• [Exercise directions] Without the pictures, set down every line of the data exactly.

• [Saved data entries]

** begin **

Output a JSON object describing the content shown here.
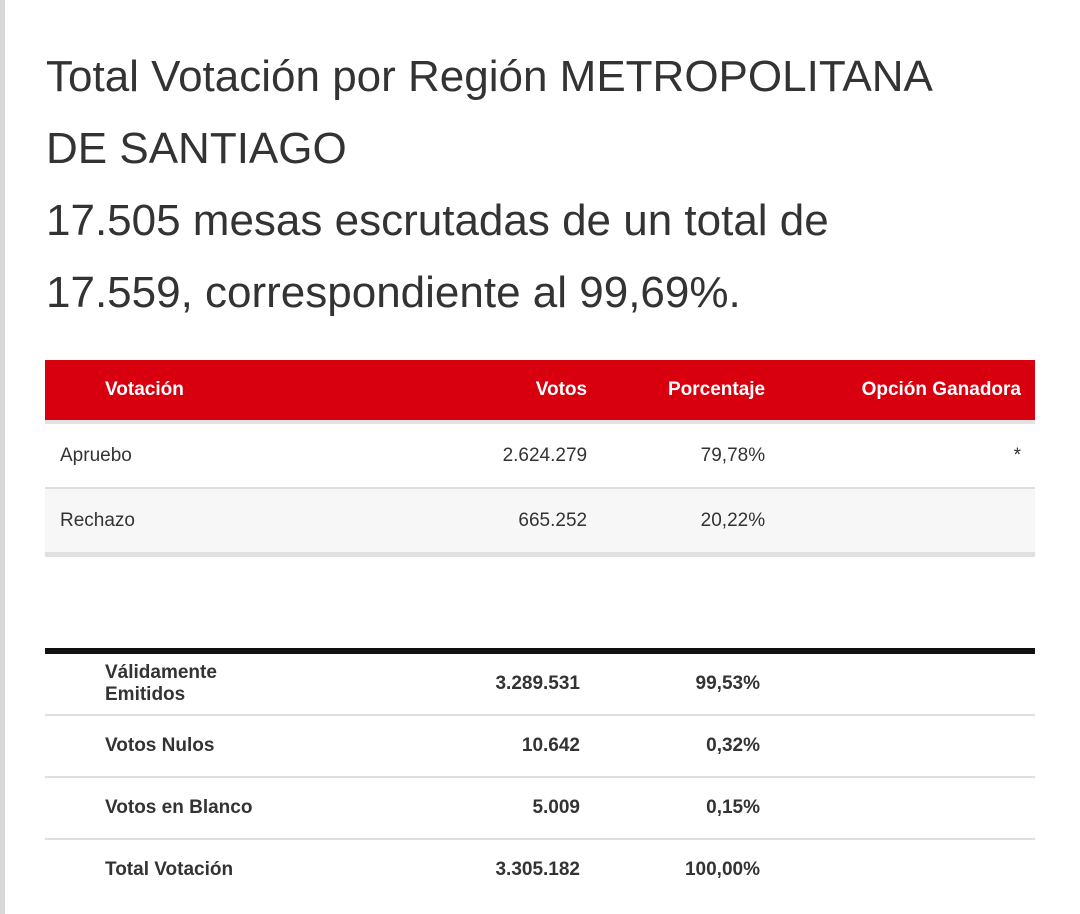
{
  "heading": {
    "line1": "Total Votación por Región METROPOLITANA",
    "line2": "DE SANTIAGO",
    "line3": "17.505 mesas escrutadas de un total de",
    "line4": "17.559, correspondiente al 99,69%."
  },
  "results": {
    "headers": [
      "Votación",
      "Votos",
      "Porcentaje",
      "Opción Ganadora"
    ],
    "rows": [
      {
        "option": "Apruebo",
        "votes": "2.624.279",
        "percent": "79,78%",
        "winner": "*"
      },
      {
        "option": "Rechazo",
        "votes": "665.252",
        "percent": "20,22%",
        "winner": ""
      }
    ]
  },
  "totals": {
    "rows": [
      {
        "label": "Válidamente Emitidos",
        "votes": "3.289.531",
        "percent": "99,53%"
      },
      {
        "label": "Votos Nulos",
        "votes": "10.642",
        "percent": "0,32%"
      },
      {
        "label": "Votos en Blanco",
        "votes": "5.009",
        "percent": "0,15%"
      },
      {
        "label": "Total Votación",
        "votes": "3.305.182",
        "percent": "100,00%"
      }
    ]
  },
  "colors": {
    "header_red": "#d8000f",
    "text": "#333333",
    "rule_dark": "#111111"
  }
}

** end **

• [The reply]
Output a JSON object describing the content shown here.
{
  "heading": {
    "line1": "Total Votación por Región METROPOLITANA",
    "line2": "DE SANTIAGO",
    "line3": "17.505 mesas escrutadas de un total de",
    "line4": "17.559, correspondiente al 99,69%."
  },
  "results": {
    "headers": [
      "Votación",
      "Votos",
      "Porcentaje",
      "Opción Ganadora"
    ],
    "rows": [
      {
        "option": "Apruebo",
        "votes": "2.624.279",
        "percent": "79,78%",
        "winner": "*"
      },
      {
        "option": "Rechazo",
        "votes": "665.252",
        "percent": "20,22%",
        "winner": ""
      }
    ]
  },
  "totals": {
    "rows": [
      {
        "label": "Válidamente Emitidos",
        "votes": "3.289.531",
        "percent": "99,53%"
      },
      {
        "label": "Votos Nulos",
        "votes": "10.642",
        "percent": "0,32%"
      },
      {
        "label": "Votos en Blanco",
        "votes": "5.009",
        "percent": "0,15%"
      },
      {
        "label": "Total Votación",
        "votes": "3.305.182",
        "percent": "100,00%"
      }
    ]
  },
  "colors": {
    "header_red": "#d8000f",
    "text": "#333333",
    "rule_dark": "#111111"
  }
}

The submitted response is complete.